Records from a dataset
____________
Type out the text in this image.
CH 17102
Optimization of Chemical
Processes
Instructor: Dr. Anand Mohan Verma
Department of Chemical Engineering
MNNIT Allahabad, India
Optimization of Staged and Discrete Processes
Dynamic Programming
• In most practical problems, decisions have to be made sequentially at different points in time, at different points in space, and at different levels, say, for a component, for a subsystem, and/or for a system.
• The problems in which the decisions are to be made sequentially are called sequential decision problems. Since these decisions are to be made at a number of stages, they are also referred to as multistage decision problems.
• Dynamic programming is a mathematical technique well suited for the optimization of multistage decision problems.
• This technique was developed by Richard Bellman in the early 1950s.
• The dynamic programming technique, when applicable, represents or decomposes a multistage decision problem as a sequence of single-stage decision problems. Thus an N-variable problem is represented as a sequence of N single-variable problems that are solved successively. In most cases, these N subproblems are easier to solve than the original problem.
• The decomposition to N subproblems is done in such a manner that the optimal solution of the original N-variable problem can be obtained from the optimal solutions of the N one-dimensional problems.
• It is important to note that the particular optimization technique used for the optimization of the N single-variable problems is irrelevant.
____________
_Your objective_. Retype the records in full. Keep every line identical to the original.

_Reply to the task_.
Type out the text in this image.
CH 17102
Optimization of Chemical
Processes
Instructor: Dr. Anand Mohan Verma
Department of Chemical Engineering
MNNIT Allahabad, India
Optimization of Staged and Discrete Processes
Dynamic Programming
• In most practical problems, decisions have to be made sequentially at different points in time, at different points in space, and at different levels, say, for a component, for a subsystem, and/or for a system.
• The problems in which the decisions are to be made sequentially are called sequential decision problems. Since these decisions are to be made at a number of stages, they are also referred to as multistage decision problems.
• Dynamic programming is a mathematical technique well suited for the optimization of multistage decision problems.
• This technique was developed by Richard Bellman in the early 1950s.
• The dynamic programming technique, when applicable, represents or decomposes a multistage decision problem as a sequence of single-stage decision problems. Thus an N-variable problem is represented as a sequence of N single-variable problems that are solved successively. In most cases, these N subproblems are easier to solve than the original problem.
• The decomposition to N subproblems is done in such a manner that the optimal solution of the original N-variable problem can be obtained from the optimal solutions of the N one-dimensional problems.
• It is important to note that the particular optimization technique used for the optimization of the N single-variable problems is irrelevant.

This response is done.